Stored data
↓

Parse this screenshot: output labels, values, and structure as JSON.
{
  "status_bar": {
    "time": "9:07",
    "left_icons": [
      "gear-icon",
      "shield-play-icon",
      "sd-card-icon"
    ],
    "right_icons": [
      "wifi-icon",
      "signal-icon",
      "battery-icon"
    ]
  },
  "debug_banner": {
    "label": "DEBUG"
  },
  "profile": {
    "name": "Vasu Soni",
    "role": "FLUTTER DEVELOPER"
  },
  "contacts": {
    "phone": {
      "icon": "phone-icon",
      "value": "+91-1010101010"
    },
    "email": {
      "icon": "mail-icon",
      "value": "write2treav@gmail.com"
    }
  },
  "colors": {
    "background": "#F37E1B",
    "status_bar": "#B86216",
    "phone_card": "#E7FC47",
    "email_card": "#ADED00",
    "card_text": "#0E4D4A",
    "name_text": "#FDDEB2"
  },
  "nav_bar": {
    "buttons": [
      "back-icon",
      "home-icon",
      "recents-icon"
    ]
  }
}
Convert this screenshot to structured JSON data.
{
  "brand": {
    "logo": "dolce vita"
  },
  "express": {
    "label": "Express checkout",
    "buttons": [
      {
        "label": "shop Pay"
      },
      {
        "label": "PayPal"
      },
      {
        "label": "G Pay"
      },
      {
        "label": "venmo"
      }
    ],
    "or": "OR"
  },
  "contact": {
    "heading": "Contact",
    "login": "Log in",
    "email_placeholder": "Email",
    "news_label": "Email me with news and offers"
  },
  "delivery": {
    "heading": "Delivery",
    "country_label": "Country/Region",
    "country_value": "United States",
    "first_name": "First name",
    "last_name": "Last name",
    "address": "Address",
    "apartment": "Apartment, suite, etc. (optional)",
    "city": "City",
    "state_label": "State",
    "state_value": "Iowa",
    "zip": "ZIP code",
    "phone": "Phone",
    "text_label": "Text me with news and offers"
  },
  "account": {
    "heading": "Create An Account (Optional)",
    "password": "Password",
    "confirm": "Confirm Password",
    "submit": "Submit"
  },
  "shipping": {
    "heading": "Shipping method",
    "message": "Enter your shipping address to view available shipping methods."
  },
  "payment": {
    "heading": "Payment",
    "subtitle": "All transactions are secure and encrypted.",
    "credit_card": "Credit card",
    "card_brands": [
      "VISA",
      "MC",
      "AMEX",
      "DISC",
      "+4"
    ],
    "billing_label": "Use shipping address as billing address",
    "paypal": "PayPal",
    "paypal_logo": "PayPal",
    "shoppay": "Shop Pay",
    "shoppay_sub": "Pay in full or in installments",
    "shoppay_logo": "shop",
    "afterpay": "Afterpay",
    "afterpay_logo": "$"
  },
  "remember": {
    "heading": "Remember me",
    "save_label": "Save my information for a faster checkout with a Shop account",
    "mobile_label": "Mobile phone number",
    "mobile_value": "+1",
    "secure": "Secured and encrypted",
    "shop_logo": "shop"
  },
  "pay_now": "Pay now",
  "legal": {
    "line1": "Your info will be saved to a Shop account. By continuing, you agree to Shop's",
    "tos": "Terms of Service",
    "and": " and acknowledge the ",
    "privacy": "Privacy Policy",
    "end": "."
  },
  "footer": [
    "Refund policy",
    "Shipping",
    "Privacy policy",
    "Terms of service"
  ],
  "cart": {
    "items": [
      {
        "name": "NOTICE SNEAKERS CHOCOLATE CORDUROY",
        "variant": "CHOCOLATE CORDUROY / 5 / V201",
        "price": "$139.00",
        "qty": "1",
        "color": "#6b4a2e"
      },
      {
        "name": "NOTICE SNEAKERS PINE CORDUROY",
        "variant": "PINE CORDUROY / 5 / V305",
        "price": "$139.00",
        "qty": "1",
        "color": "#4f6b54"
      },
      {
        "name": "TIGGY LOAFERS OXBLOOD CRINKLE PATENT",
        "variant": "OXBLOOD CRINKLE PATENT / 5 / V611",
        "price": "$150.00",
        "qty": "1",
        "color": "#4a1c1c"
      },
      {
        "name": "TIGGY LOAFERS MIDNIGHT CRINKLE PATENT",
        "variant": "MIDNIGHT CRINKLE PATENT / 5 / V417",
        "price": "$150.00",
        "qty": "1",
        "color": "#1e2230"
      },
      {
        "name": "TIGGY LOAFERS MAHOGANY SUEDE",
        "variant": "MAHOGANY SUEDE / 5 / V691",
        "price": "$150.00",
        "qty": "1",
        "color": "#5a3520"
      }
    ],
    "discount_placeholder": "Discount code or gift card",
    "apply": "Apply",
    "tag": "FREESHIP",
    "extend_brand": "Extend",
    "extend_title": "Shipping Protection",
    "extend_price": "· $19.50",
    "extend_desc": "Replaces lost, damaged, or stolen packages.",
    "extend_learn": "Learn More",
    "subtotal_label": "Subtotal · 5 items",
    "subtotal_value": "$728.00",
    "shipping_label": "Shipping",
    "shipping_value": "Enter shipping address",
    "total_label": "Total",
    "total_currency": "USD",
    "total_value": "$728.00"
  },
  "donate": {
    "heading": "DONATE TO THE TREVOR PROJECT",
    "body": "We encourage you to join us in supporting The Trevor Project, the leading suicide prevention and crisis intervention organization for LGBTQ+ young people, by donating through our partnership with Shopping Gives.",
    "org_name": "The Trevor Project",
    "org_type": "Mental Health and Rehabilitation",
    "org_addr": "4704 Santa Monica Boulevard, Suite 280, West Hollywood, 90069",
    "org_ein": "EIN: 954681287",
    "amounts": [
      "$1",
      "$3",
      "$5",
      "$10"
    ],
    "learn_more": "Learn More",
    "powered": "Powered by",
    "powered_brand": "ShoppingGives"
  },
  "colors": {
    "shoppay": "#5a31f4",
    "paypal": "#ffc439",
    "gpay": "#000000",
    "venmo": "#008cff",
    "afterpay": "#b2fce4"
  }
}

↑

• **TASK BRIEF**:
Find each line in the records holding the string "MAHOGANY" and show it.

• **THE RESPONSE**:
        "name": "TIGGY LOAFERS MAHOGANY SUEDE",
        "variant": "MAHOGANY SUEDE / 5 / V691",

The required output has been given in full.